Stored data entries
-------------------------

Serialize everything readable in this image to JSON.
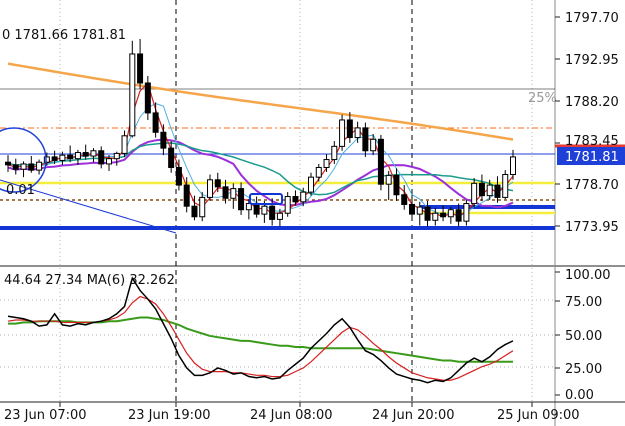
{
  "main_chart": {
    "ohlc_info": "0 1781.66 1781.81",
    "fib_label": "25%",
    "lot_label": "0.01",
    "current_price_label": "1781.81",
    "price_axis": [
      "1797.70",
      "1792.95",
      "1788.20",
      "1783.45",
      "1778.70",
      "1773.95"
    ],
    "colors": {
      "candle": "#000000",
      "ma_slow": "#f5a54a",
      "ma_mid": "#9b30d9",
      "ma_teal": "#1a9c8c",
      "ma_fast": "#d6201f",
      "ma_blue": "#4fb0e0",
      "level_yellow": "#f2ee3a",
      "level_blue": "#1435d6",
      "level_red": "#e53935",
      "price_box": "#1e40d8"
    }
  },
  "indicator": {
    "info": "44.64 27.34 MA(6) 32.262",
    "axis": [
      "100.00",
      "75.00",
      "50.00",
      "25.00",
      "0.00"
    ]
  },
  "time_axis": [
    "23 Jun 07:00",
    "23 Jun 19:00",
    "24 Jun 08:00",
    "24 Jun 20:00",
    "25 Jun 09:00"
  ],
  "chart_data": {
    "type": "candlestick",
    "price_axis_ticks": [
      1797.7,
      1792.95,
      1788.2,
      1783.45,
      1778.7,
      1773.95
    ],
    "indicator_axis_ticks": [
      100,
      75,
      50,
      25,
      0
    ],
    "current_price": 1781.81,
    "candles": [
      [
        1781.2,
        1782.0,
        1780.1,
        1780.9
      ],
      [
        1780.9,
        1781.6,
        1779.8,
        1780.4
      ],
      [
        1780.4,
        1781.3,
        1779.5,
        1781.0
      ],
      [
        1781.0,
        1781.9,
        1780.0,
        1780.3
      ],
      [
        1780.3,
        1781.5,
        1779.8,
        1781.2
      ],
      [
        1781.2,
        1782.3,
        1780.8,
        1781.8
      ],
      [
        1781.8,
        1782.5,
        1781.0,
        1781.4
      ],
      [
        1781.4,
        1782.4,
        1780.9,
        1782.0
      ],
      [
        1782.0,
        1783.1,
        1781.2,
        1781.6
      ],
      [
        1781.6,
        1782.6,
        1780.9,
        1782.3
      ],
      [
        1782.3,
        1783.2,
        1781.5,
        1781.9
      ],
      [
        1781.9,
        1782.8,
        1781.2,
        1782.5
      ],
      [
        1782.5,
        1783.0,
        1780.5,
        1781.0
      ],
      [
        1781.0,
        1782.0,
        1780.2,
        1781.6
      ],
      [
        1781.6,
        1782.4,
        1780.8,
        1782.2
      ],
      [
        1782.2,
        1784.8,
        1781.8,
        1784.2
      ],
      [
        1784.2,
        1795.0,
        1784.0,
        1793.5
      ],
      [
        1793.5,
        1795.2,
        1789.5,
        1790.2
      ],
      [
        1790.2,
        1791.0,
        1786.0,
        1786.8
      ],
      [
        1786.8,
        1788.0,
        1784.0,
        1784.6
      ],
      [
        1784.6,
        1785.5,
        1782.0,
        1782.8
      ],
      [
        1782.8,
        1783.6,
        1780.0,
        1780.6
      ],
      [
        1780.6,
        1781.5,
        1778.0,
        1778.6
      ],
      [
        1778.6,
        1779.5,
        1775.5,
        1776.2
      ],
      [
        1776.2,
        1777.4,
        1774.6,
        1775.0
      ],
      [
        1775.0,
        1777.8,
        1774.5,
        1777.2
      ],
      [
        1777.2,
        1779.8,
        1776.8,
        1779.2
      ],
      [
        1779.2,
        1780.0,
        1777.8,
        1778.4
      ],
      [
        1778.4,
        1779.2,
        1776.5,
        1777.1
      ],
      [
        1777.1,
        1778.8,
        1775.9,
        1778.2
      ],
      [
        1778.2,
        1778.9,
        1775.2,
        1775.8
      ],
      [
        1775.8,
        1777.0,
        1774.7,
        1776.5
      ],
      [
        1776.5,
        1777.3,
        1774.9,
        1775.3
      ],
      [
        1775.3,
        1776.8,
        1774.3,
        1776.2
      ],
      [
        1776.2,
        1777.1,
        1774.0,
        1774.7
      ],
      [
        1774.7,
        1775.9,
        1773.9,
        1775.4
      ],
      [
        1775.4,
        1777.8,
        1775.0,
        1777.3
      ],
      [
        1777.3,
        1778.0,
        1776.3,
        1776.7
      ],
      [
        1776.7,
        1778.3,
        1776.2,
        1777.8
      ],
      [
        1777.8,
        1780.0,
        1777.4,
        1779.5
      ],
      [
        1779.5,
        1781.0,
        1779.0,
        1780.6
      ],
      [
        1780.6,
        1782.1,
        1780.1,
        1781.5
      ],
      [
        1781.5,
        1783.6,
        1781.0,
        1783.0
      ],
      [
        1783.0,
        1786.6,
        1782.5,
        1786.0
      ],
      [
        1786.0,
        1786.9,
        1783.4,
        1784.0
      ],
      [
        1784.0,
        1785.8,
        1783.4,
        1785.1
      ],
      [
        1785.1,
        1785.7,
        1781.8,
        1782.5
      ],
      [
        1782.5,
        1784.4,
        1782.0,
        1783.8
      ],
      [
        1783.8,
        1784.3,
        1778.0,
        1778.7
      ],
      [
        1778.7,
        1780.2,
        1776.9,
        1779.7
      ],
      [
        1779.7,
        1780.5,
        1776.8,
        1777.5
      ],
      [
        1777.5,
        1778.6,
        1775.8,
        1776.4
      ],
      [
        1776.4,
        1777.5,
        1774.8,
        1775.3
      ],
      [
        1775.3,
        1776.7,
        1774.0,
        1776.1
      ],
      [
        1776.1,
        1776.8,
        1773.9,
        1774.6
      ],
      [
        1774.6,
        1776.0,
        1774.0,
        1775.4
      ],
      [
        1775.4,
        1776.3,
        1774.5,
        1775.0
      ],
      [
        1775.0,
        1776.1,
        1774.2,
        1775.8
      ],
      [
        1775.8,
        1776.5,
        1773.9,
        1774.5
      ],
      [
        1774.5,
        1776.9,
        1774.0,
        1776.5
      ],
      [
        1776.5,
        1779.4,
        1776.0,
        1778.8
      ],
      [
        1778.8,
        1779.8,
        1776.8,
        1777.4
      ],
      [
        1777.4,
        1779.2,
        1776.9,
        1778.6
      ],
      [
        1778.6,
        1779.6,
        1776.6,
        1777.2
      ],
      [
        1777.2,
        1780.3,
        1777.0,
        1779.8
      ],
      [
        1779.8,
        1782.6,
        1779.2,
        1781.8
      ]
    ],
    "indicator_series": {
      "black": [
        64,
        63,
        62,
        60,
        56,
        57,
        66,
        57,
        56,
        58,
        57,
        59,
        60,
        62,
        66,
        72,
        95,
        85,
        78,
        70,
        58,
        46,
        32,
        22,
        16,
        16,
        18,
        22,
        20,
        17,
        18,
        15,
        14,
        15,
        13,
        14,
        20,
        25,
        30,
        38,
        44,
        50,
        57,
        62,
        55,
        45,
        36,
        33,
        28,
        22,
        17,
        15,
        13,
        12,
        10,
        12,
        11,
        14,
        20,
        26,
        30,
        27,
        31,
        37,
        41,
        44
      ],
      "red": [
        60,
        61,
        61,
        60,
        60,
        60,
        60,
        59,
        59,
        59,
        59,
        59,
        60,
        61,
        63,
        67,
        75,
        80,
        78,
        74,
        66,
        56,
        45,
        34,
        26,
        21,
        19,
        19,
        19,
        18,
        18,
        17,
        16,
        16,
        15,
        15,
        16,
        19,
        22,
        27,
        33,
        39,
        45,
        51,
        55,
        53,
        48,
        42,
        37,
        31,
        26,
        22,
        18,
        16,
        14,
        13,
        12,
        12,
        14,
        17,
        20,
        23,
        25,
        28,
        32,
        36
      ],
      "green": [
        58,
        58,
        59,
        59,
        60,
        60,
        60,
        60,
        60,
        59,
        59,
        59,
        59,
        60,
        60,
        61,
        62,
        63,
        63,
        62,
        61,
        59,
        57,
        54,
        52,
        50,
        48,
        47,
        46,
        45,
        44,
        44,
        43,
        42,
        41,
        40,
        40,
        39,
        39,
        38,
        38,
        38,
        38,
        38,
        38,
        38,
        38,
        37,
        36,
        35,
        34,
        33,
        32,
        31,
        30,
        29,
        28,
        28,
        27,
        27,
        27,
        27,
        27,
        27,
        27,
        27
      ]
    }
  }
}
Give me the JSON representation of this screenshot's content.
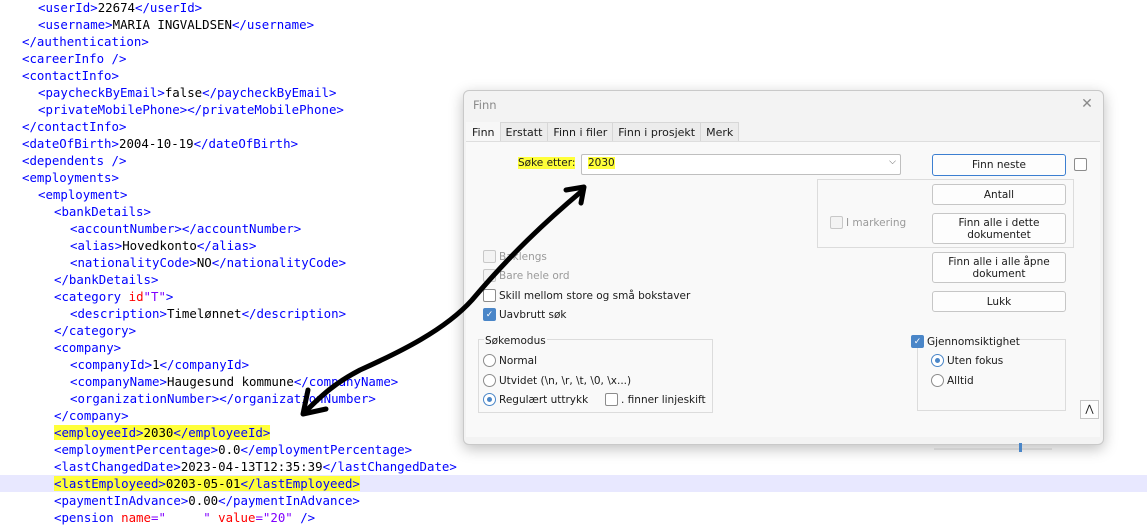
{
  "editor": {
    "lines": [
      {
        "pre": "  ",
        "tag_open": "<userId>",
        "text": "22674",
        "tag_close": "</userId>"
      },
      {
        "pre": "  ",
        "tag_open": "<username>",
        "text": "MARIA INGVALDSEN",
        "tag_close": "</username>"
      },
      {
        "pre": "",
        "tag_open": "</authentication>",
        "text": "",
        "tag_close": ""
      },
      {
        "pre": "",
        "tag_open": "<careerInfo />",
        "text": "",
        "tag_close": ""
      },
      {
        "pre": "",
        "tag_open": "<contactInfo>",
        "text": "",
        "tag_close": ""
      },
      {
        "pre": "  ",
        "tag_open": "<paycheckByEmail>",
        "text": "false",
        "tag_close": "</paycheckByEmail>"
      },
      {
        "pre": "  ",
        "tag_open": "<privateMobilePhone>",
        "text": "",
        "tag_close": "</privateMobilePhone>"
      },
      {
        "pre": "",
        "tag_open": "</contactInfo>",
        "text": "",
        "tag_close": ""
      },
      {
        "pre": "",
        "tag_open": "<dateOfBirth>",
        "text": "2004-10-19",
        "tag_close": "</dateOfBirth>"
      },
      {
        "pre": "",
        "tag_open": "<dependents />",
        "text": "",
        "tag_close": ""
      },
      {
        "pre": "",
        "tag_open": "<employments>",
        "text": "",
        "tag_close": ""
      },
      {
        "pre": "  ",
        "tag_open": "<employment>",
        "text": "",
        "tag_close": ""
      },
      {
        "pre": "    ",
        "tag_open": "<bankDetails>",
        "text": "",
        "tag_close": ""
      },
      {
        "pre": "      ",
        "tag_open": "<accountNumber>",
        "text": "",
        "tag_close": "</accountNumber>"
      },
      {
        "pre": "      ",
        "tag_open": "<alias>",
        "text": "Hovedkonto",
        "tag_close": "</alias>"
      },
      {
        "pre": "      ",
        "tag_open": "<nationalityCode>",
        "text": "NO",
        "tag_close": "</nationalityCode>"
      },
      {
        "pre": "    ",
        "tag_open": "</bankDetails>",
        "text": "",
        "tag_close": ""
      },
      {
        "pre": "    ",
        "tag_open": "<category ",
        "attr": "id",
        "attrval": "\"T\"",
        "tag_end": ">",
        "text": "",
        "tag_close": ""
      },
      {
        "pre": "      ",
        "tag_open": "<description>",
        "text": "Timelønnet",
        "tag_close": "</description>"
      },
      {
        "pre": "    ",
        "tag_open": "</category>",
        "text": "",
        "tag_close": ""
      },
      {
        "pre": "    ",
        "tag_open": "<company>",
        "text": "",
        "tag_close": ""
      },
      {
        "pre": "      ",
        "tag_open": "<companyId>",
        "text": "1",
        "tag_close": "</companyId>"
      },
      {
        "pre": "      ",
        "tag_open": "<companyName>",
        "text": "Haugesund kommune",
        "tag_close": "</companyName>"
      },
      {
        "pre": "      ",
        "tag_open": "<organizationNumber>",
        "text": "",
        "tag_close": "</organizationNumber>"
      },
      {
        "pre": "    ",
        "tag_open": "</company>",
        "text": "",
        "tag_close": ""
      },
      {
        "pre": "    ",
        "tag_open": "<employeeId>",
        "text": "2030",
        "tag_close": "</employeeId>",
        "highlight": true
      },
      {
        "pre": "    ",
        "tag_open": "<employmentPercentage>",
        "text": "0.0",
        "tag_close": "</employmentPercentage>"
      },
      {
        "pre": "    ",
        "tag_open": "<lastChangedDate>",
        "text": "2023-04-13T12:35:39",
        "tag_close": "</lastChangedDate>"
      },
      {
        "pre": "    ",
        "tag_open": "<lastEmployeed>",
        "text": "0203-05-01",
        "tag_close": "</lastEmployeed>",
        "highlight": true,
        "current": true
      },
      {
        "pre": "    ",
        "tag_open": "<paymentInAdvance>",
        "text": "0.00",
        "tag_close": "</paymentInAdvance>"
      },
      {
        "pre": "    ",
        "tag_open": "<pension ",
        "attr": "name",
        "attrval": "=\"     \"",
        "attr2": " value",
        "attrval2": "=\"20\"",
        "tag_end": " />",
        "text": "",
        "tag_close": ""
      }
    ]
  },
  "dialog": {
    "title": "Finn",
    "tabs": [
      "Finn",
      "Erstatt",
      "Finn i filer",
      "Finn i prosjekt",
      "Merk"
    ],
    "search_label": "Søke etter:",
    "search_value": "2030",
    "buttons": {
      "find_next": "Finn neste",
      "count": "Antall",
      "find_all_doc": "Finn alle i dette dokumentet",
      "find_all_open": "Finn alle i alle åpne dokument",
      "close": "Lukk"
    },
    "in_selection": "I markering",
    "options": {
      "backward": "Baklengs",
      "whole_word": "Bare hele ord",
      "match_case": "Skill mellom store og små bokstaver",
      "wrap": "Uavbrutt søk"
    },
    "search_mode": {
      "title": "Søkemodus",
      "normal": "Normal",
      "extended": "Utvidet (\\n, \\r, \\t, \\0, \\x...)",
      "regex": "Regulært uttrykk",
      "dot_newline": ". finner linjeskift"
    },
    "transparency": {
      "title": "Gjennomsiktighet",
      "on_lose_focus": "Uten fokus",
      "always": "Alltid",
      "level": 0.72
    }
  }
}
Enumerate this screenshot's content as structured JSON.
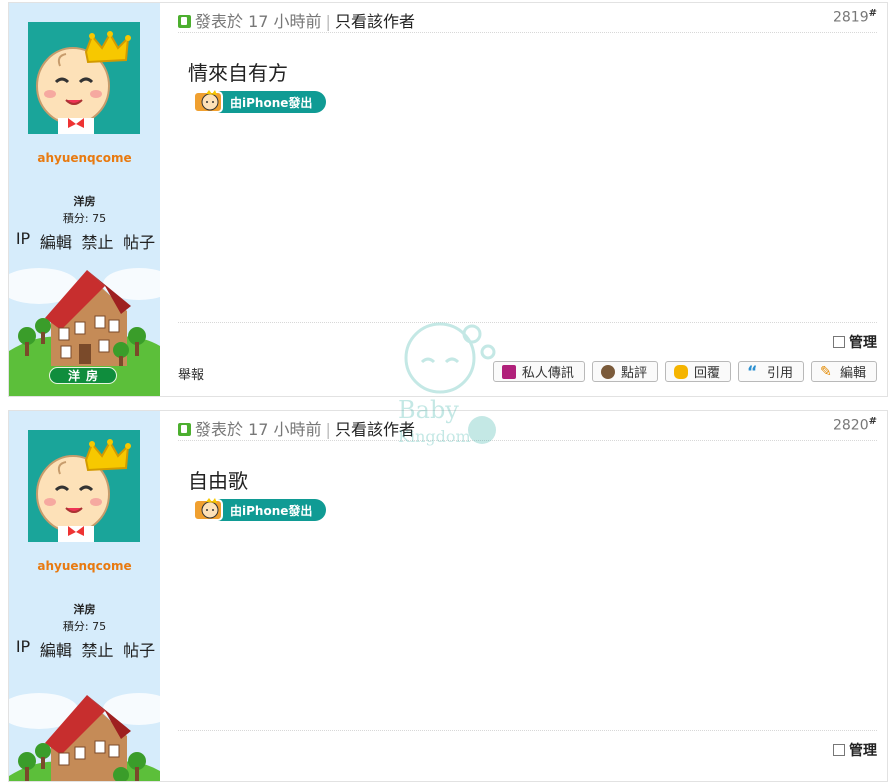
{
  "posts": [
    {
      "username": "ahyuenqcome",
      "rank": "洋房",
      "score": "積分: 75",
      "tools": [
        "IP",
        "編輯",
        "禁止",
        "帖子"
      ],
      "rank_badge": "洋房",
      "posted": "發表於 17 小時前",
      "only_author": "只看該作者",
      "floor": "2819",
      "floor_mark": "#",
      "content": "情來自有方",
      "iphone_label": "由iPhone發出",
      "manage": "管理",
      "report": "舉報",
      "buttons": [
        "私人傳訊",
        "點評",
        "回覆",
        "引用",
        "編輯"
      ]
    },
    {
      "username": "ahyuenqcome",
      "rank": "洋房",
      "score": "積分: 75",
      "tools": [
        "IP",
        "編輯",
        "禁止",
        "帖子"
      ],
      "posted": "發表於 17 小時前",
      "only_author": "只看該作者",
      "floor": "2820",
      "floor_mark": "#",
      "content": "自由歌",
      "iphone_label": "由iPhone發出",
      "manage": "管理"
    }
  ],
  "watermark": {
    "line1": "Baby",
    "line2": "Kingdom"
  },
  "colors": {
    "avatar_bg": "#1aa59a",
    "username": "#e87a10",
    "iphone_pill": "#109b94",
    "rank_badge": "#0f8d3d",
    "side_bg": "#d6ecfb"
  }
}
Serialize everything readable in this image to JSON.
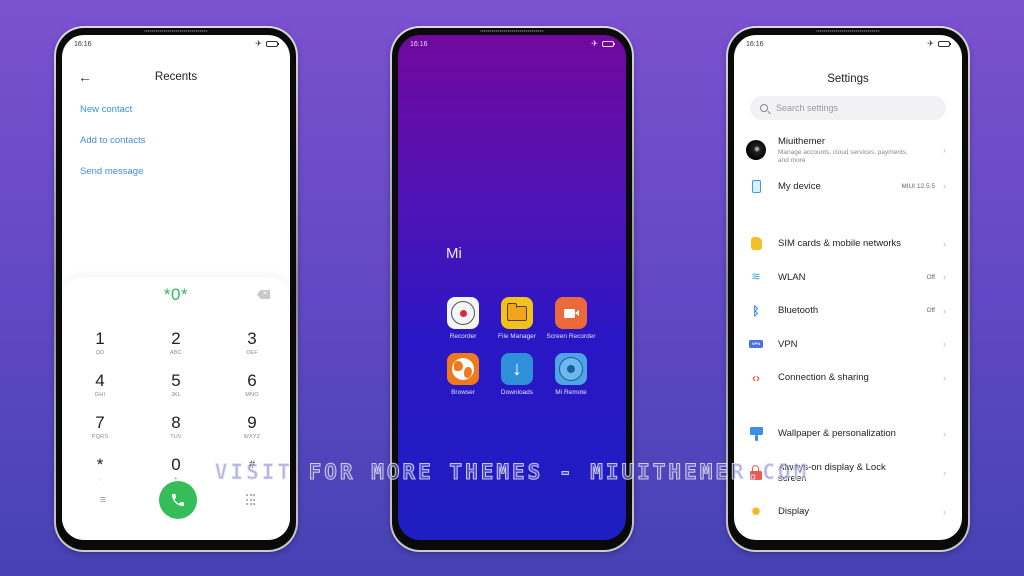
{
  "watermark": "VISIT FOR MORE THEMES - MIUITHEMER.COM",
  "status": {
    "time": "16:16"
  },
  "dialer": {
    "title": "Recents",
    "links": [
      "New contact",
      "Add to contacts",
      "Send message"
    ],
    "number": "*0*",
    "keys": [
      {
        "digit": "1",
        "letters": "QD"
      },
      {
        "digit": "2",
        "letters": "ABC"
      },
      {
        "digit": "3",
        "letters": "DEF"
      },
      {
        "digit": "4",
        "letters": "GHI"
      },
      {
        "digit": "5",
        "letters": "JKL"
      },
      {
        "digit": "6",
        "letters": "MNO"
      },
      {
        "digit": "7",
        "letters": "PQRS"
      },
      {
        "digit": "8",
        "letters": "TUV"
      },
      {
        "digit": "9",
        "letters": "WXYZ"
      },
      {
        "digit": "*",
        "letters": ","
      },
      {
        "digit": "0",
        "letters": "+"
      },
      {
        "digit": "#",
        "letters": ""
      }
    ],
    "call_color": "#35bd5a"
  },
  "home": {
    "folder_title": "Mi",
    "apps": [
      {
        "name": "Recorder",
        "label": "Recorder"
      },
      {
        "name": "File Manager",
        "label": "File Manager"
      },
      {
        "name": "Screen Recorder",
        "label": "Screen Recorder"
      },
      {
        "name": "Browser",
        "label": "Browser"
      },
      {
        "name": "Downloads",
        "label": "Downloads"
      },
      {
        "name": "Mi Remote",
        "label": "Mi Remote"
      }
    ]
  },
  "settings": {
    "title": "Settings",
    "search_placeholder": "Search settings",
    "account": {
      "name": "Miuithemer",
      "subtitle": "Manage accounts, cloud services, payments, and more"
    },
    "my_device": {
      "label": "My device",
      "value": "MIUI 12.5.5"
    },
    "group1": [
      {
        "label": "SIM cards & mobile networks",
        "value": ""
      },
      {
        "label": "WLAN",
        "value": "Off"
      },
      {
        "label": "Bluetooth",
        "value": "Off"
      },
      {
        "label": "VPN",
        "value": ""
      },
      {
        "label": "Connection & sharing",
        "value": ""
      }
    ],
    "group2": [
      {
        "label": "Wallpaper & personalization",
        "value": ""
      },
      {
        "label": "Always-on display & Lock screen",
        "value": ""
      },
      {
        "label": "Display",
        "value": ""
      }
    ],
    "vpn_badge": "VPN"
  }
}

-------------------------

Written instruction: Give only the number of lines above that hold the string "contactInfo".

Result of the exercise: 2